#### WHAT THIS TASK INVOLVES:
Reply with one number: how many lines contain the word "Nivel".

#### RECORDS:

------------------------------

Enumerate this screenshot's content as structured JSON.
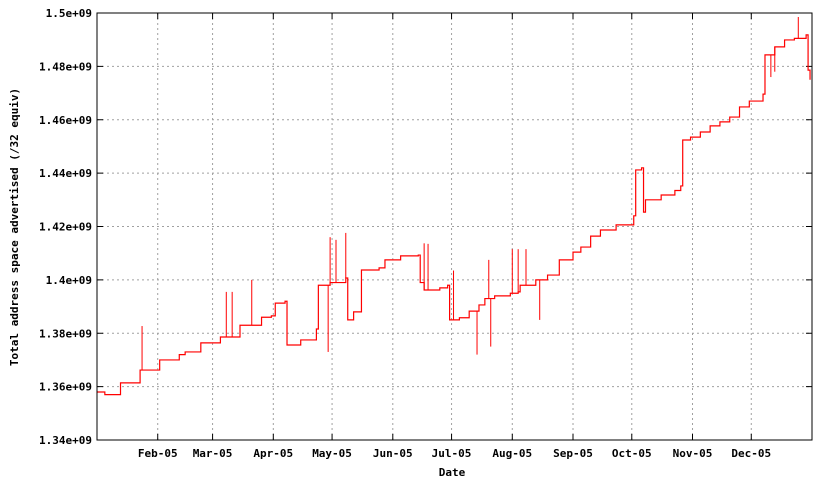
{
  "chart_data": {
    "type": "line",
    "title": "",
    "xlabel": "Date",
    "ylabel": "Total address space advertised (/32 equiv)",
    "xlim": [
      "2005-01-01",
      "2006-01-01"
    ],
    "ylim": [
      1340000000.0,
      1500000000.0
    ],
    "grid": true,
    "line_color": "#ff0000",
    "y_ticks": [
      {
        "value": 1340000000.0,
        "label": "1.34e+09"
      },
      {
        "value": 1360000000.0,
        "label": "1.36e+09"
      },
      {
        "value": 1380000000.0,
        "label": "1.38e+09"
      },
      {
        "value": 1400000000.0,
        "label": "1.4e+09"
      },
      {
        "value": 1420000000.0,
        "label": "1.42e+09"
      },
      {
        "value": 1440000000.0,
        "label": "1.44e+09"
      },
      {
        "value": 1460000000.0,
        "label": "1.46e+09"
      },
      {
        "value": 1480000000.0,
        "label": "1.48e+09"
      },
      {
        "value": 1500000000.0,
        "label": "1.5e+09"
      }
    ],
    "x_ticks": [
      {
        "value": "2005-02-01",
        "label": "Feb-05"
      },
      {
        "value": "2005-03-01",
        "label": "Mar-05"
      },
      {
        "value": "2005-04-01",
        "label": "Apr-05"
      },
      {
        "value": "2005-05-01",
        "label": "May-05"
      },
      {
        "value": "2005-06-01",
        "label": "Jun-05"
      },
      {
        "value": "2005-07-01",
        "label": "Jul-05"
      },
      {
        "value": "2005-08-01",
        "label": "Aug-05"
      },
      {
        "value": "2005-09-01",
        "label": "Sep-05"
      },
      {
        "value": "2005-10-01",
        "label": "Oct-05"
      },
      {
        "value": "2005-11-01",
        "label": "Nov-05"
      },
      {
        "value": "2005-12-01",
        "label": "Dec-05"
      }
    ],
    "series": [
      {
        "points": [
          [
            "2005-01-01",
            1358000000.0
          ],
          [
            "2005-01-05",
            1357000000.0
          ],
          [
            "2005-01-13",
            1361400000.0
          ],
          [
            "2005-01-23",
            1366200000.0
          ],
          [
            "2005-02-02",
            1370000000.0
          ],
          [
            "2005-02-12",
            1372000000.0
          ],
          [
            "2005-02-15",
            1373000000.0
          ],
          [
            "2005-02-23",
            1376400000.0
          ],
          [
            "2005-03-05",
            1378600000.0
          ],
          [
            "2005-03-15",
            1383000000.0
          ],
          [
            "2005-03-26",
            1386000000.0
          ],
          [
            "2005-03-31",
            1386500000.0
          ],
          [
            "2005-04-02",
            1391300000.0
          ],
          [
            "2005-04-07",
            1392000000.0
          ],
          [
            "2005-04-08",
            1375600000.0
          ],
          [
            "2005-04-15",
            1377500000.0
          ],
          [
            "2005-04-23",
            1381600000.0
          ],
          [
            "2005-04-24",
            1398000000.0
          ],
          [
            "2005-04-30",
            1399000000.0
          ],
          [
            "2005-05-08",
            1400700000.0
          ],
          [
            "2005-05-09",
            1385000000.0
          ],
          [
            "2005-05-12",
            1388000000.0
          ],
          [
            "2005-05-15",
            1388000000.0
          ],
          [
            "2005-05-16",
            1403700000.0
          ],
          [
            "2005-05-25",
            1404500000.0
          ],
          [
            "2005-05-28",
            1407500000.0
          ],
          [
            "2005-06-05",
            1409000000.0
          ],
          [
            "2005-06-14",
            1409300000.0
          ],
          [
            "2005-06-15",
            1399000000.0
          ],
          [
            "2005-06-17",
            1396200000.0
          ],
          [
            "2005-06-25",
            1397000000.0
          ],
          [
            "2005-06-29",
            1398000000.0
          ],
          [
            "2005-06-30",
            1385000000.0
          ],
          [
            "2005-07-05",
            1385800000.0
          ],
          [
            "2005-07-10",
            1388300000.0
          ],
          [
            "2005-07-15",
            1390600000.0
          ],
          [
            "2005-07-18",
            1393000000.0
          ],
          [
            "2005-07-23",
            1394000000.0
          ],
          [
            "2005-07-31",
            1395000000.0
          ],
          [
            "2005-08-04",
            1395500000.0
          ],
          [
            "2005-08-05",
            1398000000.0
          ],
          [
            "2005-08-13",
            1400000000.0
          ],
          [
            "2005-08-19",
            1401800000.0
          ],
          [
            "2005-08-25",
            1407500000.0
          ],
          [
            "2005-09-01",
            1410400000.0
          ],
          [
            "2005-09-05",
            1412300000.0
          ],
          [
            "2005-09-10",
            1416400000.0
          ],
          [
            "2005-09-15",
            1418700000.0
          ],
          [
            "2005-09-23",
            1420600000.0
          ],
          [
            "2005-10-02",
            1424000000.0
          ],
          [
            "2005-10-03",
            1441200000.0
          ],
          [
            "2005-10-06",
            1442000000.0
          ],
          [
            "2005-10-07",
            1425400000.0
          ],
          [
            "2005-10-08",
            1430000000.0
          ],
          [
            "2005-10-16",
            1431800000.0
          ],
          [
            "2005-10-23",
            1433500000.0
          ],
          [
            "2005-10-26",
            1435200000.0
          ],
          [
            "2005-10-27",
            1452400000.0
          ],
          [
            "2005-10-31",
            1453500000.0
          ],
          [
            "2005-11-05",
            1455400000.0
          ],
          [
            "2005-11-10",
            1457700000.0
          ],
          [
            "2005-11-15",
            1459200000.0
          ],
          [
            "2005-11-20",
            1461000000.0
          ],
          [
            "2005-11-25",
            1464800000.0
          ],
          [
            "2005-11-30",
            1467000000.0
          ],
          [
            "2005-12-07",
            1469600000.0
          ],
          [
            "2005-12-08",
            1484300000.0
          ],
          [
            "2005-12-13",
            1487300000.0
          ],
          [
            "2005-12-18",
            1489900000.0
          ],
          [
            "2005-12-23",
            1490500000.0
          ],
          [
            "2005-12-29",
            1491800000.0
          ],
          [
            "2005-12-30",
            1478600000.0
          ],
          [
            "2005-12-31",
            1475000000.0
          ]
        ],
        "spikes": [
          [
            "2005-01-24",
            1382700000.0
          ],
          [
            "2005-03-08",
            1395500000.0
          ],
          [
            "2005-03-11",
            1395500000.0
          ],
          [
            "2005-03-21",
            1400000000.0
          ],
          [
            "2005-04-29",
            1373000000.0
          ],
          [
            "2005-04-30",
            1416000000.0
          ],
          [
            "2005-05-03",
            1415000000.0
          ],
          [
            "2005-05-08",
            1417600000.0
          ],
          [
            "2005-06-17",
            1413700000.0
          ],
          [
            "2005-06-19",
            1413500000.0
          ],
          [
            "2005-07-02",
            1403500000.0
          ],
          [
            "2005-07-14",
            1372000000.0
          ],
          [
            "2005-07-20",
            1407500000.0
          ],
          [
            "2005-07-21",
            1375000000.0
          ],
          [
            "2005-08-01",
            1411500000.0
          ],
          [
            "2005-08-04",
            1411500000.0
          ],
          [
            "2005-08-08",
            1411500000.0
          ],
          [
            "2005-08-15",
            1385000000.0
          ],
          [
            "2005-12-11",
            1476000000.0
          ],
          [
            "2005-12-13",
            1478000000.0
          ],
          [
            "2005-12-25",
            1498500000.0
          ]
        ]
      }
    ]
  }
}
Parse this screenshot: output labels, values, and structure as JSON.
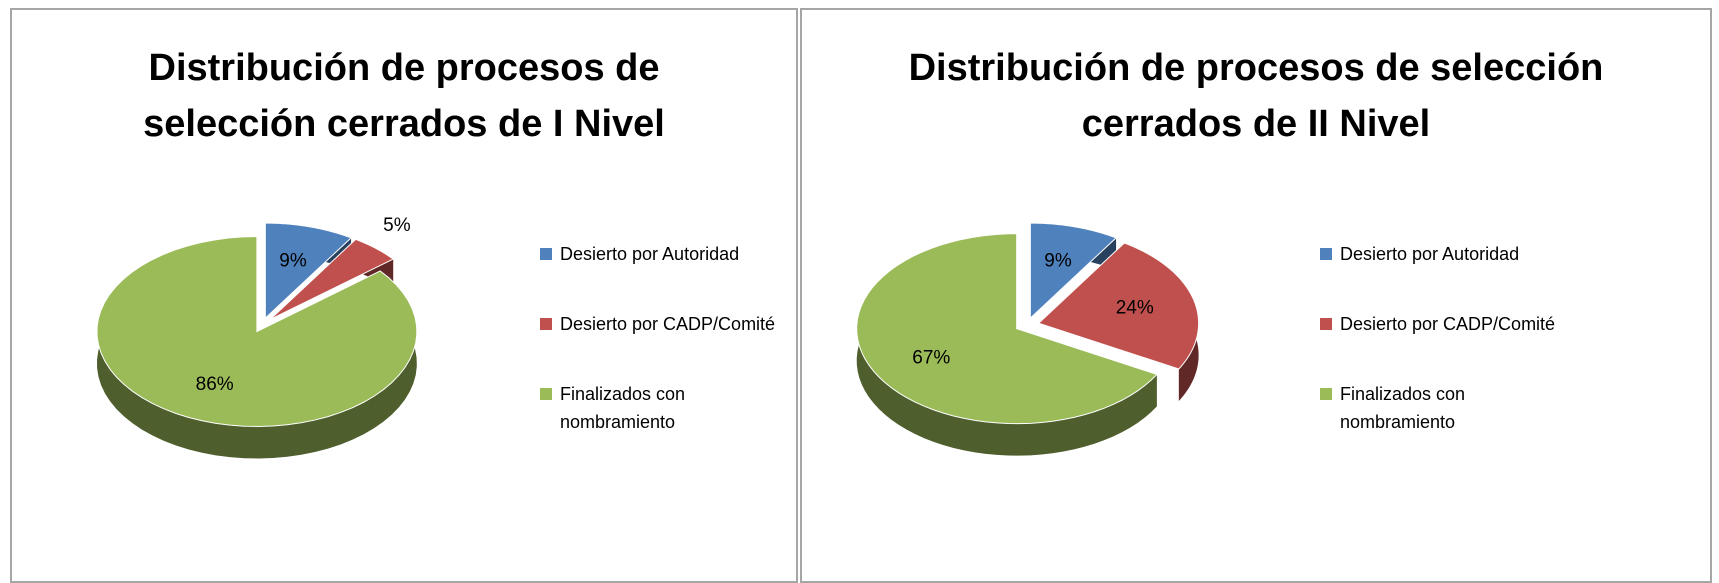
{
  "chart_data": [
    {
      "type": "pie",
      "title": "Distribución de procesos de selección cerrados de I Nivel",
      "categories": [
        "Desierto por Autoridad",
        "Desierto por CADP/Comité",
        "Finalizados con nombramiento"
      ],
      "values": [
        9,
        5,
        86
      ],
      "value_labels": [
        "9%",
        "5%",
        "86%"
      ],
      "colors": [
        "#4f81bd",
        "#c0504d",
        "#9bbb59"
      ],
      "legend": "right"
    },
    {
      "type": "pie",
      "title": "Distribución de procesos de selección cerrados de II Nivel",
      "categories": [
        "Desierto por Autoridad",
        "Desierto por CADP/Comité",
        "Finalizados con nombramiento"
      ],
      "values": [
        9,
        24,
        67
      ],
      "value_labels": [
        "9%",
        "24%",
        "67%"
      ],
      "colors": [
        "#4f81bd",
        "#c0504d",
        "#9bbb59"
      ],
      "legend": "right"
    }
  ]
}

------------------------------

#### EXERCISE SOLUTION:
2